-- Start of Task input --

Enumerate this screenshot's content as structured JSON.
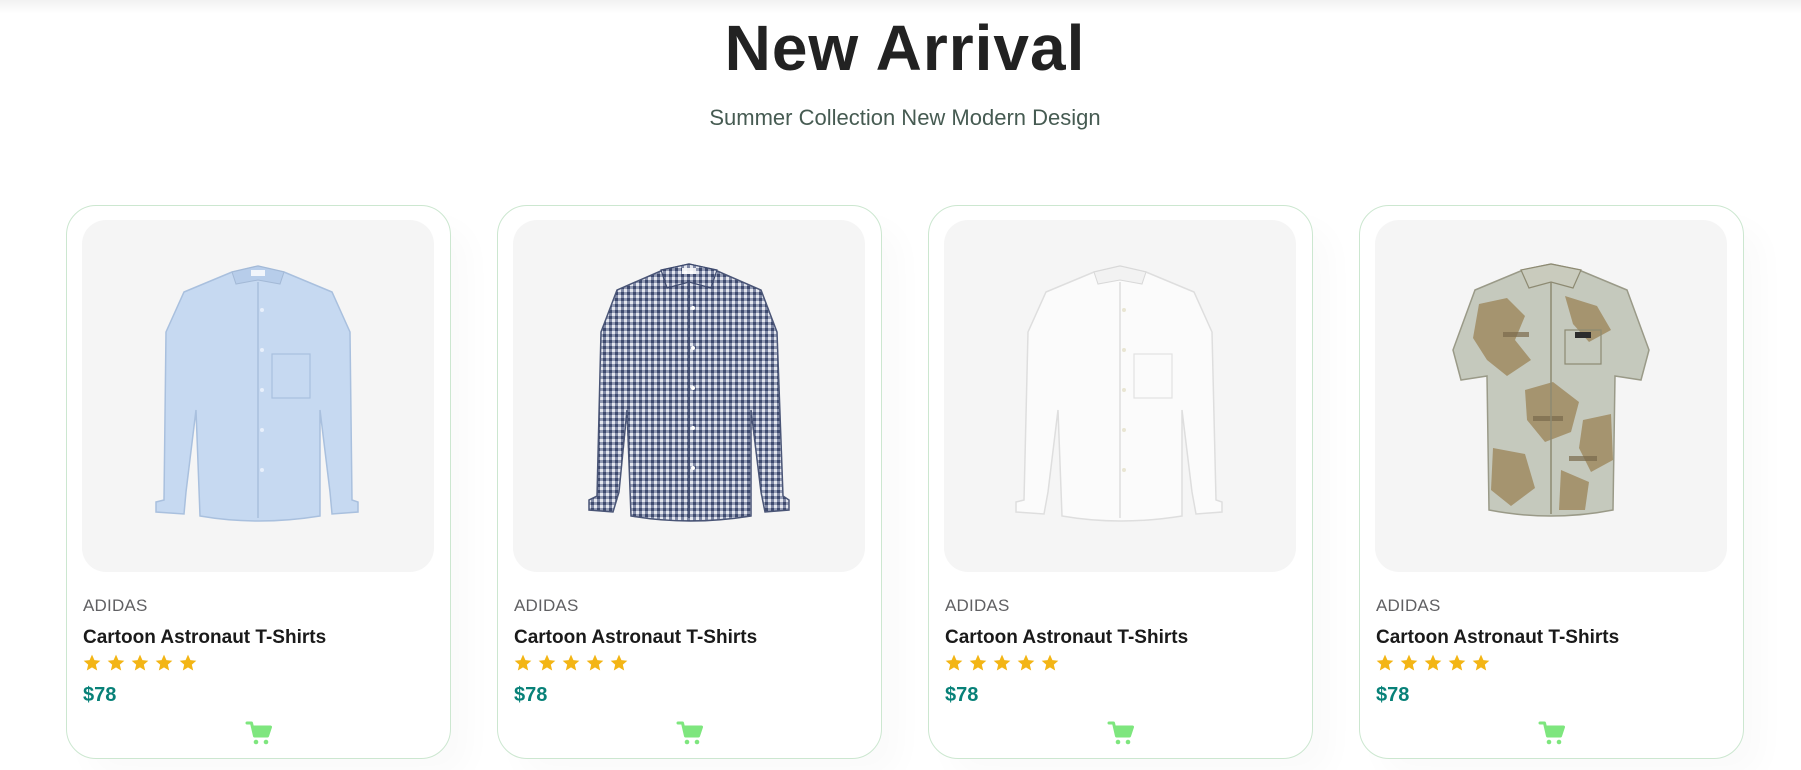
{
  "section": {
    "title": "New Arrival",
    "subtitle": "Summer Collection New Modern Design"
  },
  "colors": {
    "accent": "#088178",
    "star": "#f3b515",
    "cart": "#7ee67e",
    "card_border": "#cce7d0",
    "image_bg": "#f5f5f5"
  },
  "products": [
    {
      "brand": "ADIDAS",
      "name": "Cartoon Astronaut T-Shirts",
      "rating": 5,
      "price": "$78",
      "image": "light-blue-oxford-shirt",
      "icon": "shopping-cart-icon"
    },
    {
      "brand": "ADIDAS",
      "name": "Cartoon Astronaut T-Shirts",
      "rating": 5,
      "price": "$78",
      "image": "navy-gingham-shirt",
      "icon": "shopping-cart-icon"
    },
    {
      "brand": "ADIDAS",
      "name": "Cartoon Astronaut T-Shirts",
      "rating": 5,
      "price": "$78",
      "image": "white-linen-shirt",
      "icon": "shopping-cart-icon"
    },
    {
      "brand": "ADIDAS",
      "name": "Cartoon Astronaut T-Shirts",
      "rating": 5,
      "price": "$78",
      "image": "printed-short-sleeve-shirt",
      "icon": "shopping-cart-icon"
    }
  ]
}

-- End of Task input --

**Aim of the task**
Retype the entries word for word. Omit any images.

**Exercise solution**
Enumerate this screenshot's content as structured JSON.
{
  "section": {
    "title": "New Arrival",
    "subtitle": "Summer Collection New Modern Design"
  },
  "colors": {
    "accent": "#088178",
    "star": "#f3b515",
    "cart": "#7ee67e",
    "card_border": "#cce7d0",
    "image_bg": "#f5f5f5"
  },
  "products": [
    {
      "brand": "ADIDAS",
      "name": "Cartoon Astronaut T-Shirts",
      "rating": 5,
      "price": "$78",
      "image": "light-blue-oxford-shirt",
      "icon": "shopping-cart-icon"
    },
    {
      "brand": "ADIDAS",
      "name": "Cartoon Astronaut T-Shirts",
      "rating": 5,
      "price": "$78",
      "image": "navy-gingham-shirt",
      "icon": "shopping-cart-icon"
    },
    {
      "brand": "ADIDAS",
      "name": "Cartoon Astronaut T-Shirts",
      "rating": 5,
      "price": "$78",
      "image": "white-linen-shirt",
      "icon": "shopping-cart-icon"
    },
    {
      "brand": "ADIDAS",
      "name": "Cartoon Astronaut T-Shirts",
      "rating": 5,
      "price": "$78",
      "image": "printed-short-sleeve-shirt",
      "icon": "shopping-cart-icon"
    }
  ]
}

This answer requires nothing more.